LISTED RECORDS:
※
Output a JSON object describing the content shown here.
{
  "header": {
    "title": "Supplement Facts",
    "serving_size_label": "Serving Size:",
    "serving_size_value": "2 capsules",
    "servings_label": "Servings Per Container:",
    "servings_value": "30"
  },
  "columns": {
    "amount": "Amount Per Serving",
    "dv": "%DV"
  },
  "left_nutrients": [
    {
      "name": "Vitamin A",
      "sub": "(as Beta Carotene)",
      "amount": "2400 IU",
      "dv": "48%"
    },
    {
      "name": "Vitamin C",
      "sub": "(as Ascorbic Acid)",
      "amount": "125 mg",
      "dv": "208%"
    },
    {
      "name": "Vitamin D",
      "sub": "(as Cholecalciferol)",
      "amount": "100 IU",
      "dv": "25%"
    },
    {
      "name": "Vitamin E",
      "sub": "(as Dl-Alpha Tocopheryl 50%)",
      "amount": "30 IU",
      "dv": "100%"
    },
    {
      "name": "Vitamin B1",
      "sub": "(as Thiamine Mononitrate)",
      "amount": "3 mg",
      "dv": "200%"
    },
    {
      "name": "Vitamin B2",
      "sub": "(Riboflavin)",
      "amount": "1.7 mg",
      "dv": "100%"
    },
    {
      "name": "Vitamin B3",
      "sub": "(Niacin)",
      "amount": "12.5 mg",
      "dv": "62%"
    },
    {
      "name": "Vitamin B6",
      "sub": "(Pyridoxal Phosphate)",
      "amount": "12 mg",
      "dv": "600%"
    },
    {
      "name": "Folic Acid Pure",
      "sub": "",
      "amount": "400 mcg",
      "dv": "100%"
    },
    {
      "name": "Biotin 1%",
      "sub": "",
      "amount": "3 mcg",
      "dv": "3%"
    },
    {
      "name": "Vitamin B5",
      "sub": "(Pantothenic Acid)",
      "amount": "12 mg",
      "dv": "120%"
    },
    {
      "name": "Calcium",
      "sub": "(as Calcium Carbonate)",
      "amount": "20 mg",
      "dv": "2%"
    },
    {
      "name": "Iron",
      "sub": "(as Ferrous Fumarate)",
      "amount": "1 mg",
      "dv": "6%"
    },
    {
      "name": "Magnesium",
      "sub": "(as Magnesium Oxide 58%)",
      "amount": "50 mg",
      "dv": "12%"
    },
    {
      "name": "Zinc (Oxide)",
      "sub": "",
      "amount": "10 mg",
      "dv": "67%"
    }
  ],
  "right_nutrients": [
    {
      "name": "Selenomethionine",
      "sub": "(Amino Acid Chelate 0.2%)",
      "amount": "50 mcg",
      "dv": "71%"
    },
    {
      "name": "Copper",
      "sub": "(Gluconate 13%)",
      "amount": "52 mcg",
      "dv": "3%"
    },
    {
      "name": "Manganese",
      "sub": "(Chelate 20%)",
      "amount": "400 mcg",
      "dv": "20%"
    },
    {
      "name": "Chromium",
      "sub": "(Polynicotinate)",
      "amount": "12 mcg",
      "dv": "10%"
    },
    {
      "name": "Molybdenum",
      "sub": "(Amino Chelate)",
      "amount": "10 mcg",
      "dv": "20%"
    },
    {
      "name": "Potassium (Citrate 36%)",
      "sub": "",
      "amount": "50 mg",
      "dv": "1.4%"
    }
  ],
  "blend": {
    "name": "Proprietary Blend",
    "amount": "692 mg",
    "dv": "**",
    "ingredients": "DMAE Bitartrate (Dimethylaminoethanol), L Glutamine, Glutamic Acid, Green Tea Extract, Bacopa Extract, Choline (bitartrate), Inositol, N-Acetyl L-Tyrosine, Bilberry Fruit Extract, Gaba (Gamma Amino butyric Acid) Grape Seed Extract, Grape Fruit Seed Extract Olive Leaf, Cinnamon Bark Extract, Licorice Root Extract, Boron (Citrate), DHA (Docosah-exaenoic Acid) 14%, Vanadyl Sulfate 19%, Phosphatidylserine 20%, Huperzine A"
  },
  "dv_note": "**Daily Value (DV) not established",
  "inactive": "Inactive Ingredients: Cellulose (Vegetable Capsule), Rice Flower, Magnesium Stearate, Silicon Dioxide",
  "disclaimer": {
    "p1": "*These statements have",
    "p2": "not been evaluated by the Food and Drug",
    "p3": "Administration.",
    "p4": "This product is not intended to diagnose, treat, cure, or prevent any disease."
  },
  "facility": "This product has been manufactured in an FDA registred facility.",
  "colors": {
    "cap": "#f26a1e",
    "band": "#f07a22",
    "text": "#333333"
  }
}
※
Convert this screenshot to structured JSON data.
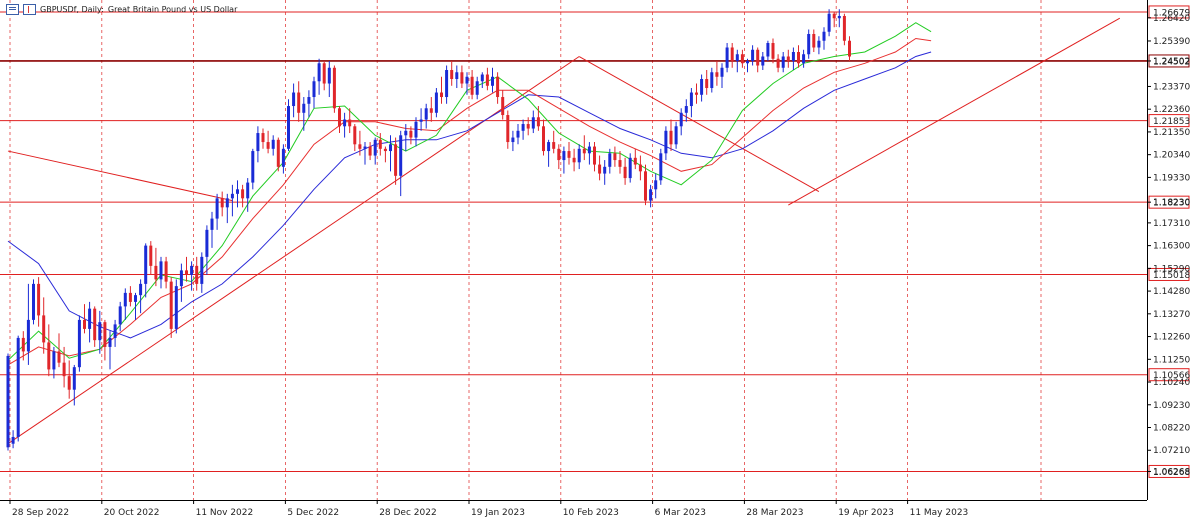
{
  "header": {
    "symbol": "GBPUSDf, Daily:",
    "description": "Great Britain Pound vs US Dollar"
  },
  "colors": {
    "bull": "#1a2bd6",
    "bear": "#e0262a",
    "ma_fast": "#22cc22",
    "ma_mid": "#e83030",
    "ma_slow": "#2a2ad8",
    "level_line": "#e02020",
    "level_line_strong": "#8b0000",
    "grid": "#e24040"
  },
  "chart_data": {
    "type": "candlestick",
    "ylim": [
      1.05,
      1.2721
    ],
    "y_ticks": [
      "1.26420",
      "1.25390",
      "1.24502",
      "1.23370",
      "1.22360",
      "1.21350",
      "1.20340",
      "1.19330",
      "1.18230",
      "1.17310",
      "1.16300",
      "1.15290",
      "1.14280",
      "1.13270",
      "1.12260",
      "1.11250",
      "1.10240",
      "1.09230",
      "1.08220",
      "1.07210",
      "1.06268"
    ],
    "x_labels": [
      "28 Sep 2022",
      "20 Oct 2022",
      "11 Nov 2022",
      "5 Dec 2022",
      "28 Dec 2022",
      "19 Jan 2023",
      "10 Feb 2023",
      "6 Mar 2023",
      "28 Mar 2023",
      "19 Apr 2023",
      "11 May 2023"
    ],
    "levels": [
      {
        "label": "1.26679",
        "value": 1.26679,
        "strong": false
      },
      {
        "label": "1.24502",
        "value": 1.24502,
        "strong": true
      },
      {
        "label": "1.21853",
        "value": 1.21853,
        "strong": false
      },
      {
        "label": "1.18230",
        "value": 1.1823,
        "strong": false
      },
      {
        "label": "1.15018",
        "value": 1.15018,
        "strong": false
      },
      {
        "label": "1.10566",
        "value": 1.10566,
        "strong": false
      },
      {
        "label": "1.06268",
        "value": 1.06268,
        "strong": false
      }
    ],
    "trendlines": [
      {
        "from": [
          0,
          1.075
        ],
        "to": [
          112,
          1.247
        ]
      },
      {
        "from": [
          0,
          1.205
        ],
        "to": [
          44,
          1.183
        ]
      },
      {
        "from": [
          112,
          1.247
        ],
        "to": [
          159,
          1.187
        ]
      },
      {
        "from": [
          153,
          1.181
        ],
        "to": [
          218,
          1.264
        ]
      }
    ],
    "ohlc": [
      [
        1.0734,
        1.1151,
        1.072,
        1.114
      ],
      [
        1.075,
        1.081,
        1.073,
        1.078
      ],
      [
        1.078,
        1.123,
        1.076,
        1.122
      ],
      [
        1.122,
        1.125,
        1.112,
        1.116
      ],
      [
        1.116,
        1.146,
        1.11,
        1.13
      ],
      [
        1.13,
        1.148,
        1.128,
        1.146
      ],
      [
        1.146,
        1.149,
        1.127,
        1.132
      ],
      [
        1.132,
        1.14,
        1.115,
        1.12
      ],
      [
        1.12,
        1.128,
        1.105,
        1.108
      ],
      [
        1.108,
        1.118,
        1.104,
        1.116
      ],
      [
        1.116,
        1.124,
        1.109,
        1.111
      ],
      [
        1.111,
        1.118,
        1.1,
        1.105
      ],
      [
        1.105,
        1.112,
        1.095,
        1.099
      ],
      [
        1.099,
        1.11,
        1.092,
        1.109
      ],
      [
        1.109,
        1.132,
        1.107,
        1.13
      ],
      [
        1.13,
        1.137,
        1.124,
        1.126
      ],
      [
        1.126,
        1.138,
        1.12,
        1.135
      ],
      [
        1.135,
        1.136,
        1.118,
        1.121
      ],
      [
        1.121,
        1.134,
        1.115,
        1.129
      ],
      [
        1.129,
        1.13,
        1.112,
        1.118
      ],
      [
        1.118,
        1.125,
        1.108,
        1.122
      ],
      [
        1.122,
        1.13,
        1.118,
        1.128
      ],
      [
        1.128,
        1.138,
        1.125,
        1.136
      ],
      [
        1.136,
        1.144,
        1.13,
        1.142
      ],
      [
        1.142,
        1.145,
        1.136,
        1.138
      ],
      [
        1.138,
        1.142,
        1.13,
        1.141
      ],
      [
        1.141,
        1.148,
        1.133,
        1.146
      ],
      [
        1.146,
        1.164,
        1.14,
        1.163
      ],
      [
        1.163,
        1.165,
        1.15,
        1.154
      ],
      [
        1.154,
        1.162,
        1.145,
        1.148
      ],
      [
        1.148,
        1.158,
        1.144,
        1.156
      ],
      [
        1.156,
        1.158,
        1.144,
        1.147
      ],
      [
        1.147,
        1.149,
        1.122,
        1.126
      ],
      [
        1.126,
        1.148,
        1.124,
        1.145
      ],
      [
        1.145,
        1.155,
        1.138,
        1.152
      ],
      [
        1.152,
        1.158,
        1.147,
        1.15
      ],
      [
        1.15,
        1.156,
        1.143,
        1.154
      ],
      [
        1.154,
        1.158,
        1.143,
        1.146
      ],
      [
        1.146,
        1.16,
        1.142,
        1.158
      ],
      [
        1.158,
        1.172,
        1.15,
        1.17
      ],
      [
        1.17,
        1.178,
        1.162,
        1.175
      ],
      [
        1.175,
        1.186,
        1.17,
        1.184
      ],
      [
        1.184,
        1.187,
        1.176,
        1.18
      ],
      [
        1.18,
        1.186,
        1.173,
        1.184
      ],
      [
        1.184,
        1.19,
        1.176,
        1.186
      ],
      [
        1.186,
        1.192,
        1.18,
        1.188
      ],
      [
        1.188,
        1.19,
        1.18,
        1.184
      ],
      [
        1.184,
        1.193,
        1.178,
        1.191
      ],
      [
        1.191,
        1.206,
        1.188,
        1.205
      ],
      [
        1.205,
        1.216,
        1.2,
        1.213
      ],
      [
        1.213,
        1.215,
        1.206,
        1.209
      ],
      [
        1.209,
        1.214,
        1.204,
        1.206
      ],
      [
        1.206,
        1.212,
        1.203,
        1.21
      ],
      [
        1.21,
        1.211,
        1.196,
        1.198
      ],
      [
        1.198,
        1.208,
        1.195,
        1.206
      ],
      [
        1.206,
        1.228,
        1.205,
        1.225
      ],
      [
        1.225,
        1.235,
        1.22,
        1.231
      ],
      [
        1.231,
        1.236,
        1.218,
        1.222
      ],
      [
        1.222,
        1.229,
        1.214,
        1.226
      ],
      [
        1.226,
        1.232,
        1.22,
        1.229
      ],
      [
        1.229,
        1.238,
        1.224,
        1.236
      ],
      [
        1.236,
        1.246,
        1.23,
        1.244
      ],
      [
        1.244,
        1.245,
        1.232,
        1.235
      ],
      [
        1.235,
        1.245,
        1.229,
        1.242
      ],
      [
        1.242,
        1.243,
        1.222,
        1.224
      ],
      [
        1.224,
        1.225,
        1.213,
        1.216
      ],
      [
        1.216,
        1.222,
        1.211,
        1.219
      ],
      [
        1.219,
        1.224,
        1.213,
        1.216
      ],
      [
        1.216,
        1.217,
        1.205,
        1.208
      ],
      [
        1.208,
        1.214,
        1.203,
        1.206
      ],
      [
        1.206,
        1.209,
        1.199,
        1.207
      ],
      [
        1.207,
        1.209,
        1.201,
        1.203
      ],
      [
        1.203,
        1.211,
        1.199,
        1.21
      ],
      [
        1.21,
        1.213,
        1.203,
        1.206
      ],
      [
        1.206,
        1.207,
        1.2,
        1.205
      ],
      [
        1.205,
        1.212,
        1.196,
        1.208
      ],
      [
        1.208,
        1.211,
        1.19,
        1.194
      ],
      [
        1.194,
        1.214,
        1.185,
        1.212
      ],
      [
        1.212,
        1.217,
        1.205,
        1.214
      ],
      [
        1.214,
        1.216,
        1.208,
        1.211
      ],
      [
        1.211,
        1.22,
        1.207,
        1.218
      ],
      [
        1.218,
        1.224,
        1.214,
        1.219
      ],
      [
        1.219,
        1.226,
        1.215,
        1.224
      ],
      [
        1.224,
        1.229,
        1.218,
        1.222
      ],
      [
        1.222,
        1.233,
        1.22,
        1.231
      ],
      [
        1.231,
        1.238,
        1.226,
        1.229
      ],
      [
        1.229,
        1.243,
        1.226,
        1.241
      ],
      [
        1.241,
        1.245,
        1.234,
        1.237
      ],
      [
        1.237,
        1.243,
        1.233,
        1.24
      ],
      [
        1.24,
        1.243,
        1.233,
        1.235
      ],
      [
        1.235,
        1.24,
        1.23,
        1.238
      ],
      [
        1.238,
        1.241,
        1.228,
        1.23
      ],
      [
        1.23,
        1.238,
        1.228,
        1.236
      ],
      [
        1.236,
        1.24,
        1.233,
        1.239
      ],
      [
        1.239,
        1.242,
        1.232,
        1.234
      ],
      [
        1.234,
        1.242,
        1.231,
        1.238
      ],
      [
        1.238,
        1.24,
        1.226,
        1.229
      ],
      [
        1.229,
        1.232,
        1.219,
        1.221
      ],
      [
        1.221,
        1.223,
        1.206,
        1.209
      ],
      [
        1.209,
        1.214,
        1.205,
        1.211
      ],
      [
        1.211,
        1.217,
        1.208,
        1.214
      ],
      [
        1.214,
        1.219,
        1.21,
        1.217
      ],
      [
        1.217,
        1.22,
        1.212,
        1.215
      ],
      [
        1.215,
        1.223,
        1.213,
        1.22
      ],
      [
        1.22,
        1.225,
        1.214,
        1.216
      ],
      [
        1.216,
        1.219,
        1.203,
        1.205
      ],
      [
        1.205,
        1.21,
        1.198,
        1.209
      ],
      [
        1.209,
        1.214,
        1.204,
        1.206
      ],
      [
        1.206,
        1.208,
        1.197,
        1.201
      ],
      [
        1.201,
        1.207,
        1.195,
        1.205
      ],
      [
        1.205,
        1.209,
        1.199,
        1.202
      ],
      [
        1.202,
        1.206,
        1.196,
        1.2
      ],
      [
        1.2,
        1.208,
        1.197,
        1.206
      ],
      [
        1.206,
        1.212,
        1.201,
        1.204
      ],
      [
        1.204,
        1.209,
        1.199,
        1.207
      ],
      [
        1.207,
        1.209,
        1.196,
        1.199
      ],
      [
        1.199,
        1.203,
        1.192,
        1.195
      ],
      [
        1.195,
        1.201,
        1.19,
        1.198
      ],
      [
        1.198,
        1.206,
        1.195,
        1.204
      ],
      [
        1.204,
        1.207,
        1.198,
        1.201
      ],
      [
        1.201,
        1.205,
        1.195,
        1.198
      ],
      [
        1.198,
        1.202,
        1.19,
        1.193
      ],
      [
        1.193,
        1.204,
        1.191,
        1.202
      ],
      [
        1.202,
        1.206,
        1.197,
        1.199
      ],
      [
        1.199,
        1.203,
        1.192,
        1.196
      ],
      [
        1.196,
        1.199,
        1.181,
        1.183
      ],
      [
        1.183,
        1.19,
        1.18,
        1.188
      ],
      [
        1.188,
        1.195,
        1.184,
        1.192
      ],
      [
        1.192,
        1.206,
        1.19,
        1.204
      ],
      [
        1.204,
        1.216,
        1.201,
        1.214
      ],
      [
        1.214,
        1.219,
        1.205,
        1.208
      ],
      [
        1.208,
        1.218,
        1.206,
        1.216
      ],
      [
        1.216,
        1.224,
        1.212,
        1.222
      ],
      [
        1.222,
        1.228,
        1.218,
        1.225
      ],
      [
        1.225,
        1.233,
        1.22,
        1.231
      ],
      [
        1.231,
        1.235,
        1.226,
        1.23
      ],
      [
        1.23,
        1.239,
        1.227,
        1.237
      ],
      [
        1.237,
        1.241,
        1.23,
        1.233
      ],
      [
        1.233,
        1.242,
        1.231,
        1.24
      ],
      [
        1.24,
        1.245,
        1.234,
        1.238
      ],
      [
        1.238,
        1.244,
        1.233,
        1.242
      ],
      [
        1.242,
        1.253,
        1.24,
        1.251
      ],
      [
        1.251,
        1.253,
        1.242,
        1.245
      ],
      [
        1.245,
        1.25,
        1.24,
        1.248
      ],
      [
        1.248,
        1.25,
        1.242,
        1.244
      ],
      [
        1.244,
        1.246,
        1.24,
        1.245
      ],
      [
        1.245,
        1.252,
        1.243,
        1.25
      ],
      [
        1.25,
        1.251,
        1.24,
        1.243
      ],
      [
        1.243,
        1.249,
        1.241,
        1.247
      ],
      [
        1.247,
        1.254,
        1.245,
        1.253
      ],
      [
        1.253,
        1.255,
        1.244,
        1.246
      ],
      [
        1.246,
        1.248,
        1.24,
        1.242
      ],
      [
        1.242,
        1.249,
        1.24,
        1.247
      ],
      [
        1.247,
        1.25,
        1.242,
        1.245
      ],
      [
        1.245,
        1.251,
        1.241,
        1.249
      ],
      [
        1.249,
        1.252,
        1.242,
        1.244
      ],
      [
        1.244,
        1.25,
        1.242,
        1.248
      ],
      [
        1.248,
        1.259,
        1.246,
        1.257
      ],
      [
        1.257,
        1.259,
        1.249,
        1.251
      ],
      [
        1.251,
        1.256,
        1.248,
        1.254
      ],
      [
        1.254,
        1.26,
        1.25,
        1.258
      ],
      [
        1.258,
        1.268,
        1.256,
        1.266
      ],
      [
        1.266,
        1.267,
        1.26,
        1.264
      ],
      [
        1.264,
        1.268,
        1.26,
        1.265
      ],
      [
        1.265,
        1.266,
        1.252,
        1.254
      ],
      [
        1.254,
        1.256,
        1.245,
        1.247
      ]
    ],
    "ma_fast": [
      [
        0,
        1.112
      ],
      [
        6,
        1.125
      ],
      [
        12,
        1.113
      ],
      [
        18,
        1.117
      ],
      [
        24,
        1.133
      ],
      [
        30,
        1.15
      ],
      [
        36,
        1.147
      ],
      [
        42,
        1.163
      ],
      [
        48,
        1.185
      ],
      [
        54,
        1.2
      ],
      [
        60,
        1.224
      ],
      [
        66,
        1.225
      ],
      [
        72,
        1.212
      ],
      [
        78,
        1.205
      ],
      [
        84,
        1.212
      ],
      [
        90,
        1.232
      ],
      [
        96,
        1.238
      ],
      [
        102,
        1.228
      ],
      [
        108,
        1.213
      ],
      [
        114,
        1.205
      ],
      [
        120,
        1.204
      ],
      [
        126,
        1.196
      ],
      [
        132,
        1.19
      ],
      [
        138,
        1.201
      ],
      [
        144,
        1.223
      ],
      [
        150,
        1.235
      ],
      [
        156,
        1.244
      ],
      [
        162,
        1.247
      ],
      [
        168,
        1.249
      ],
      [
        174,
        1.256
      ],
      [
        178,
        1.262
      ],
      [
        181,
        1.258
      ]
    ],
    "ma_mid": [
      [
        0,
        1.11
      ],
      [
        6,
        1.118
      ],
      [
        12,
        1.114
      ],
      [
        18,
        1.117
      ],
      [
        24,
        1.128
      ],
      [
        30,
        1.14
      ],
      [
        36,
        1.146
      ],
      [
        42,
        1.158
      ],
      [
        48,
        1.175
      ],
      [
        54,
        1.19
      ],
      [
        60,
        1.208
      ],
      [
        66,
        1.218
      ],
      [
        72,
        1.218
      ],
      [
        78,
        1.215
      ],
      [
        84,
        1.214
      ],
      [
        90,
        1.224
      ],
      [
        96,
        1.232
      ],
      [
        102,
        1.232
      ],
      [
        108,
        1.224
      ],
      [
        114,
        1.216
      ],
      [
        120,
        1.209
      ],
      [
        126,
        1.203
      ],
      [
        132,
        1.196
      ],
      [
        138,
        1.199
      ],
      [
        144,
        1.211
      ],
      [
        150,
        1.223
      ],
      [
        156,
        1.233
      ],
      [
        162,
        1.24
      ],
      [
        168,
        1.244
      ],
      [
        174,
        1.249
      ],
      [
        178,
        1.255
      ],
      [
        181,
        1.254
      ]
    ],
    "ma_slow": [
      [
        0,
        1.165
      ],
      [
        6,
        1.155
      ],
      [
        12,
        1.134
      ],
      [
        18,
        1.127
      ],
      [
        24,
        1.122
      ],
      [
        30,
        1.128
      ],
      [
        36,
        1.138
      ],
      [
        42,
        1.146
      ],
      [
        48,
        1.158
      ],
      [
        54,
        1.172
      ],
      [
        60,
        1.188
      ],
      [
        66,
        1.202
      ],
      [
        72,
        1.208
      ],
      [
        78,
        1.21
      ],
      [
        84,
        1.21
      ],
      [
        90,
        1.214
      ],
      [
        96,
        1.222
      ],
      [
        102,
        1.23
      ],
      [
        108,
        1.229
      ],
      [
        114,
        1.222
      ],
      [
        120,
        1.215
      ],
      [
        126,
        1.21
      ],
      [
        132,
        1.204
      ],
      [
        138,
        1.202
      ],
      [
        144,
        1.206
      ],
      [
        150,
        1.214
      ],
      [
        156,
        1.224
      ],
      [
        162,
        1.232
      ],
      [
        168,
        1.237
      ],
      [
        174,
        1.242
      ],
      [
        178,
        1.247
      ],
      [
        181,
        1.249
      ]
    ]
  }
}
※
Search the records for the word "JSON". Copy every line that has it.

Output a JSON object describing the content shown here.
Convert this screenshot to structured JSON data.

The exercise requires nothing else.